**What is needed:**
Return the listing below word for word.

**Input data:**
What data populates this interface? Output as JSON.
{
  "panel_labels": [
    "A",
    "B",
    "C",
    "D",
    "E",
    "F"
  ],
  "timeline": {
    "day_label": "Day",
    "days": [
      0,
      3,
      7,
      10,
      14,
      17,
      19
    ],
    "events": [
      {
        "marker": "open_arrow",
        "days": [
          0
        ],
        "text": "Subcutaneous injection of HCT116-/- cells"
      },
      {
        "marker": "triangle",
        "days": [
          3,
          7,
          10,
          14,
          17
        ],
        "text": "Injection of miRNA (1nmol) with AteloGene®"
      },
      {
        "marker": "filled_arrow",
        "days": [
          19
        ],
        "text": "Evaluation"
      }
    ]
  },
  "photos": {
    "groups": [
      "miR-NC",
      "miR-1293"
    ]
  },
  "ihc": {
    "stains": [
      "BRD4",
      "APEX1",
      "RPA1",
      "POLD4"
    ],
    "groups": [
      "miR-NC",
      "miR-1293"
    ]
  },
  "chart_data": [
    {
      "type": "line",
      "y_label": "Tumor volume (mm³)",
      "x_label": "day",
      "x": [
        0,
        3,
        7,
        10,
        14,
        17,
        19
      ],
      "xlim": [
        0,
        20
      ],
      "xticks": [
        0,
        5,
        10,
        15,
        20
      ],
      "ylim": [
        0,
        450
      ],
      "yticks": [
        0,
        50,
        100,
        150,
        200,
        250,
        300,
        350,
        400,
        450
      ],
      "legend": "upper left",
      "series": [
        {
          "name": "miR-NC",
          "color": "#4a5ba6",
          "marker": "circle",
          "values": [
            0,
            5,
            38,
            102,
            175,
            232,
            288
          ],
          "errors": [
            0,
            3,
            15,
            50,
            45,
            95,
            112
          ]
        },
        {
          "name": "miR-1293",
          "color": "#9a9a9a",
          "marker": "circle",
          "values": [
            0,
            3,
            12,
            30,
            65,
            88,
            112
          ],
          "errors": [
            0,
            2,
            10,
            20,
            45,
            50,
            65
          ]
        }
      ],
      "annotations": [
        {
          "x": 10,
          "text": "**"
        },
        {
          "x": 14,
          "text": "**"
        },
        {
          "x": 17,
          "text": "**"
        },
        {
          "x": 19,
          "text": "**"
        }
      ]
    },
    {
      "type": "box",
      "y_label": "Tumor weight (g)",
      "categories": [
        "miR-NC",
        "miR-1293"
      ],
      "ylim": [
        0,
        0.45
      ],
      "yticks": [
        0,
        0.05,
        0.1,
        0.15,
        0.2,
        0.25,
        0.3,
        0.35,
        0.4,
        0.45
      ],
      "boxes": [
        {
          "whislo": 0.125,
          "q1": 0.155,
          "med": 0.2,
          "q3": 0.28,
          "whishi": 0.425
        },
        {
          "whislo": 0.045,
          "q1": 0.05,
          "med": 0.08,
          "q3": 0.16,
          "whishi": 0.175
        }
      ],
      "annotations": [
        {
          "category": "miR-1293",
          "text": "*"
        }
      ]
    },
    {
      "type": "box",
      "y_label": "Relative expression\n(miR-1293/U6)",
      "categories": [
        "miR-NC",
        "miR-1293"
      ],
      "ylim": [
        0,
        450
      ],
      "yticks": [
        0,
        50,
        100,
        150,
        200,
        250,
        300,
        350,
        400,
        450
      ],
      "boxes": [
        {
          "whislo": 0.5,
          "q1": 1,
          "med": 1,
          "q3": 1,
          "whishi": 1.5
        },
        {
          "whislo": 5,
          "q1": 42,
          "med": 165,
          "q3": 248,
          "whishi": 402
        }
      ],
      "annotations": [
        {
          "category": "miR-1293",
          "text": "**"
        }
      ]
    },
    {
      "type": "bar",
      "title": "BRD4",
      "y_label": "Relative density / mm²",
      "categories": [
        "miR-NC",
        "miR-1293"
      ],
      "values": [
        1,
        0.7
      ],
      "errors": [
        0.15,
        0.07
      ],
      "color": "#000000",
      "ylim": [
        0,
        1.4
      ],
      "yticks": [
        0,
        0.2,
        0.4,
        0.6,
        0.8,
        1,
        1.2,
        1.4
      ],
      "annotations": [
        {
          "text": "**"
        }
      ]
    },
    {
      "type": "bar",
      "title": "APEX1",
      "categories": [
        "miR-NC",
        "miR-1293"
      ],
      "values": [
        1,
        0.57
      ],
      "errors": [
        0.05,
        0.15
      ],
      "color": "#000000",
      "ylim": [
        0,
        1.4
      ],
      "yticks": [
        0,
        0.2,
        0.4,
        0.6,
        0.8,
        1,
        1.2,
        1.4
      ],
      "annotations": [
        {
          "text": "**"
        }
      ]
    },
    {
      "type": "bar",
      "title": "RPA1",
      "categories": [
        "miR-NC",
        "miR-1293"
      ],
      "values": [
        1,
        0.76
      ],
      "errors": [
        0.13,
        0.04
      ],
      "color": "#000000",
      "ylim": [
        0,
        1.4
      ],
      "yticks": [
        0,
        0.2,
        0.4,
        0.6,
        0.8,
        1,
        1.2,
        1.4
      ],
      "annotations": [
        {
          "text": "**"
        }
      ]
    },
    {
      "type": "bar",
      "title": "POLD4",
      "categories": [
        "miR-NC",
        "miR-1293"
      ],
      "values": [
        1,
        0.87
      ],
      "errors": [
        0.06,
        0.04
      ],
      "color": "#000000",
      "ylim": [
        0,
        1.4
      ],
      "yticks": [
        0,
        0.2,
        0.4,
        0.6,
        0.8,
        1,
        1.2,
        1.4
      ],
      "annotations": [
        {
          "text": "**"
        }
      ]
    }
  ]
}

**Solution to this problem:**
What data populates this interface? Output as JSON.
{
  "panel_labels": [
    "A",
    "B",
    "C",
    "D",
    "E",
    "F"
  ],
  "timeline": {
    "day_label": "Day",
    "days": [
      0,
      3,
      7,
      10,
      14,
      17,
      19
    ],
    "events": [
      {
        "marker": "open_arrow",
        "days": [
          0
        ],
        "text": "Subcutaneous injection of HCT116-/- cells"
      },
      {
        "marker": "triangle",
        "days": [
          3,
          7,
          10,
          14,
          17
        ],
        "text": "Injection of miRNA (1nmol) with AteloGene®"
      },
      {
        "marker": "filled_arrow",
        "days": [
          19
        ],
        "text": "Evaluation"
      }
    ]
  },
  "photos": {
    "groups": [
      "miR-NC",
      "miR-1293"
    ]
  },
  "ihc": {
    "stains": [
      "BRD4",
      "APEX1",
      "RPA1",
      "POLD4"
    ],
    "groups": [
      "miR-NC",
      "miR-1293"
    ]
  },
  "chart_data": [
    {
      "type": "line",
      "y_label": "Tumor volume (mm³)",
      "x_label": "day",
      "x": [
        0,
        3,
        7,
        10,
        14,
        17,
        19
      ],
      "xlim": [
        0,
        20
      ],
      "xticks": [
        0,
        5,
        10,
        15,
        20
      ],
      "ylim": [
        0,
        450
      ],
      "yticks": [
        0,
        50,
        100,
        150,
        200,
        250,
        300,
        350,
        400,
        450
      ],
      "legend": "upper left",
      "series": [
        {
          "name": "miR-NC",
          "color": "#4a5ba6",
          "marker": "circle",
          "values": [
            0,
            5,
            38,
            102,
            175,
            232,
            288
          ],
          "errors": [
            0,
            3,
            15,
            50,
            45,
            95,
            112
          ]
        },
        {
          "name": "miR-1293",
          "color": "#9a9a9a",
          "marker": "circle",
          "values": [
            0,
            3,
            12,
            30,
            65,
            88,
            112
          ],
          "errors": [
            0,
            2,
            10,
            20,
            45,
            50,
            65
          ]
        }
      ],
      "annotations": [
        {
          "x": 10,
          "text": "**"
        },
        {
          "x": 14,
          "text": "**"
        },
        {
          "x": 17,
          "text": "**"
        },
        {
          "x": 19,
          "text": "**"
        }
      ]
    },
    {
      "type": "box",
      "y_label": "Tumor weight (g)",
      "categories": [
        "miR-NC",
        "miR-1293"
      ],
      "ylim": [
        0,
        0.45
      ],
      "yticks": [
        0,
        0.05,
        0.1,
        0.15,
        0.2,
        0.25,
        0.3,
        0.35,
        0.4,
        0.45
      ],
      "boxes": [
        {
          "whislo": 0.125,
          "q1": 0.155,
          "med": 0.2,
          "q3": 0.28,
          "whishi": 0.425
        },
        {
          "whislo": 0.045,
          "q1": 0.05,
          "med": 0.08,
          "q3": 0.16,
          "whishi": 0.175
        }
      ],
      "annotations": [
        {
          "category": "miR-1293",
          "text": "*"
        }
      ]
    },
    {
      "type": "box",
      "y_label": "Relative expression\n(miR-1293/U6)",
      "categories": [
        "miR-NC",
        "miR-1293"
      ],
      "ylim": [
        0,
        450
      ],
      "yticks": [
        0,
        50,
        100,
        150,
        200,
        250,
        300,
        350,
        400,
        450
      ],
      "boxes": [
        {
          "whislo": 0.5,
          "q1": 1,
          "med": 1,
          "q3": 1,
          "whishi": 1.5
        },
        {
          "whislo": 5,
          "q1": 42,
          "med": 165,
          "q3": 248,
          "whishi": 402
        }
      ],
      "annotations": [
        {
          "category": "miR-1293",
          "text": "**"
        }
      ]
    },
    {
      "type": "bar",
      "title": "BRD4",
      "y_label": "Relative density / mm²",
      "categories": [
        "miR-NC",
        "miR-1293"
      ],
      "values": [
        1,
        0.7
      ],
      "errors": [
        0.15,
        0.07
      ],
      "color": "#000000",
      "ylim": [
        0,
        1.4
      ],
      "yticks": [
        0,
        0.2,
        0.4,
        0.6,
        0.8,
        1,
        1.2,
        1.4
      ],
      "annotations": [
        {
          "text": "**"
        }
      ]
    },
    {
      "type": "bar",
      "title": "APEX1",
      "categories": [
        "miR-NC",
        "miR-1293"
      ],
      "values": [
        1,
        0.57
      ],
      "errors": [
        0.05,
        0.15
      ],
      "color": "#000000",
      "ylim": [
        0,
        1.4
      ],
      "yticks": [
        0,
        0.2,
        0.4,
        0.6,
        0.8,
        1,
        1.2,
        1.4
      ],
      "annotations": [
        {
          "text": "**"
        }
      ]
    },
    {
      "type": "bar",
      "title": "RPA1",
      "categories": [
        "miR-NC",
        "miR-1293"
      ],
      "values": [
        1,
        0.76
      ],
      "errors": [
        0.13,
        0.04
      ],
      "color": "#000000",
      "ylim": [
        0,
        1.4
      ],
      "yticks": [
        0,
        0.2,
        0.4,
        0.6,
        0.8,
        1,
        1.2,
        1.4
      ],
      "annotations": [
        {
          "text": "**"
        }
      ]
    },
    {
      "type": "bar",
      "title": "POLD4",
      "categories": [
        "miR-NC",
        "miR-1293"
      ],
      "values": [
        1,
        0.87
      ],
      "errors": [
        0.06,
        0.04
      ],
      "color": "#000000",
      "ylim": [
        0,
        1.4
      ],
      "yticks": [
        0,
        0.2,
        0.4,
        0.6,
        0.8,
        1,
        1.2,
        1.4
      ],
      "annotations": [
        {
          "text": "**"
        }
      ]
    }
  ]
}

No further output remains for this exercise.